### [Extrait de texte]
═══
Abris civiles Gesundbrunnen Berlin Unterwelten e.V © Dietmar Arnold
Abris civiles Gesundbrunnen Berlin Unterwelten e.V
© Dietmar Arnold

Conseils pratiques :

Le Tour nº 1 est la visite d’un bunker authentique de la seconde guerre mondiale au plein cœur du centre-ville de la capitale allemande.

Le Tour n°2 est la visite de deux des sept étages d’origine du plus complexe Bunker de Berlin.

Le Tour n°3 dévoile les traces laissées par la Guerre froide dans le sous-sol berlinois. Durant cette période, d´anciens bunkers furent secrètement réactivés et de nouveaux abris furent construits à Berlin-Ouest dans l´éventualité d´un conflit nucléaire.

Le Tour M : Après que le régime est-allemand ait ordonné l´édification du Mur de Berlin, beaucoup de civils ont tenté, au péril de leur vie, de franchir cette frontière à travers des tunnels creusés dans le sol sableux de la ville. Le premier tunnel a été creusé dès novembre 1961, le dernier en 1982. Il y a eu au total plus de soixante-dix tunnels, seulement 20% d´entre eux ont été couronnés de succès. Ils ont permis à plus de 300 citoyens de la RDA de fuir vers Berlin-Ouest

  • Budget de 10€ (cash) –  90 ou 120 minutes de visite selon les tours.
  • Être habillé chaudement, les casques sont fournis par l’association.
  • Les différents tours se font en plusieurs langues avec des guides professionnels.
═══
### [Entrées]

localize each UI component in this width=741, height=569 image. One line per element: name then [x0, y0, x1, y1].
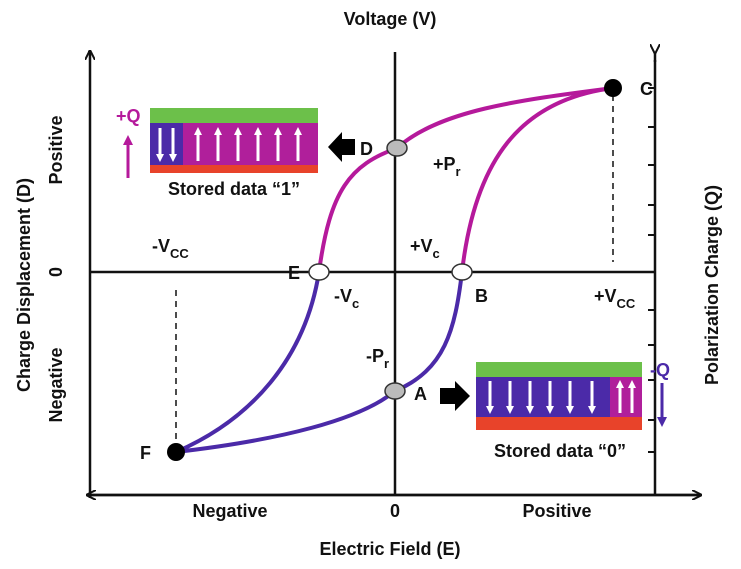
x-negative: Negative: [192, 501, 267, 521]
ferroelectric-domain: [150, 123, 183, 165]
hysteresis-diagram: Voltage (V) Electric Field (E) Negative …: [0, 0, 741, 569]
point-e: [309, 264, 329, 280]
x-axis-label: Electric Field (E): [319, 539, 460, 559]
electrode-top: [476, 362, 642, 377]
annotation-sub: r: [384, 356, 389, 371]
title: Voltage (V): [344, 9, 437, 29]
annotation: -Vc: [334, 286, 359, 311]
right-axis-label: Polarization Charge (Q): [702, 185, 722, 385]
left-zero: 0: [46, 267, 66, 277]
annotation-sub: c: [352, 296, 359, 311]
point-label: C: [640, 79, 653, 99]
annotation-main: -V: [334, 286, 352, 306]
point-d: [387, 140, 407, 156]
charge-label: -Q: [650, 360, 670, 380]
point-f: [167, 443, 185, 461]
annotation: -VCC: [152, 236, 189, 261]
point-c: [604, 79, 622, 97]
electrode-bottom: [476, 417, 642, 430]
annotation: +VCC: [594, 286, 636, 311]
annotation-sub: c: [433, 246, 440, 261]
ascending-tail: [462, 88, 613, 272]
point-label: E: [288, 263, 300, 283]
x-positive: Positive: [522, 501, 591, 521]
electrode-top: [150, 108, 318, 123]
cell-caption: Stored data “1”: [168, 179, 300, 199]
annotation: +Vc: [410, 236, 440, 261]
annotation-main: -V: [152, 236, 170, 256]
lower-branch: [176, 272, 462, 452]
left-negative: Negative: [46, 347, 66, 422]
left-axis-label: Charge Displacement (D): [14, 178, 34, 392]
annotation: +Pr: [433, 154, 461, 179]
pointer-arrow: [440, 381, 470, 411]
annotation-main: +V: [410, 236, 433, 256]
annotation-sub: r: [456, 164, 461, 179]
annotation-main: -P: [366, 346, 384, 366]
point-label: D: [360, 139, 373, 159]
point-b: [452, 264, 472, 280]
annotation-main: +P: [433, 154, 456, 174]
annotation-main: +V: [594, 286, 617, 306]
x-zero: 0: [390, 501, 400, 521]
annotation-sub: CC: [170, 246, 189, 261]
pointer-arrow: [328, 132, 355, 162]
annotation: -Pr: [366, 346, 389, 371]
point-label: B: [475, 286, 488, 306]
left-positive: Positive: [46, 115, 66, 184]
point-label: A: [414, 384, 427, 404]
electrode-bottom: [150, 165, 318, 173]
point-label: F: [140, 443, 151, 463]
annotation-sub: CC: [617, 296, 636, 311]
ferroelectric-domain: [610, 377, 642, 417]
charge-label: +Q: [116, 106, 141, 126]
point-a: [385, 383, 405, 399]
cell-caption: Stored data “0”: [494, 441, 626, 461]
descending-tail: [176, 272, 319, 452]
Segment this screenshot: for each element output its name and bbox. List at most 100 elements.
═══
### [Travail demandé]
1. D'après le texte sur les visites souterraines de Berlin, quand le premier tunnel sous le Mur a-t-il été creusé ?
2. Poursuivez le texte sur les visites souterraines de Berlin à partir de sa dernière ligne.

### [Réponses par tâche]
1. En novembre 1961.

2.
  • Des visites privées pour des groupes peuvent être envisagées, pour se faire, contacter l’association.

Pour de plus amples informations, l’association met à votre disposition un site Internet très détaillé et en plusieurs langues. 

(1) Le ministère de la Sécurité d’État (Ministerium für Staatssicherheit, MfS), dit la Stasi, était le service de police politique, de renseignements, d’espionnage et de contre-espionnage de la République démocratique allemande

(2) Axel Springer, né le 2 mai 1912 à Hambourg et décédé le 22 septembre 1985 à Berlin Ouest est un magnat de la presse allemande et fondateur de la maison d’édition Axel Springer.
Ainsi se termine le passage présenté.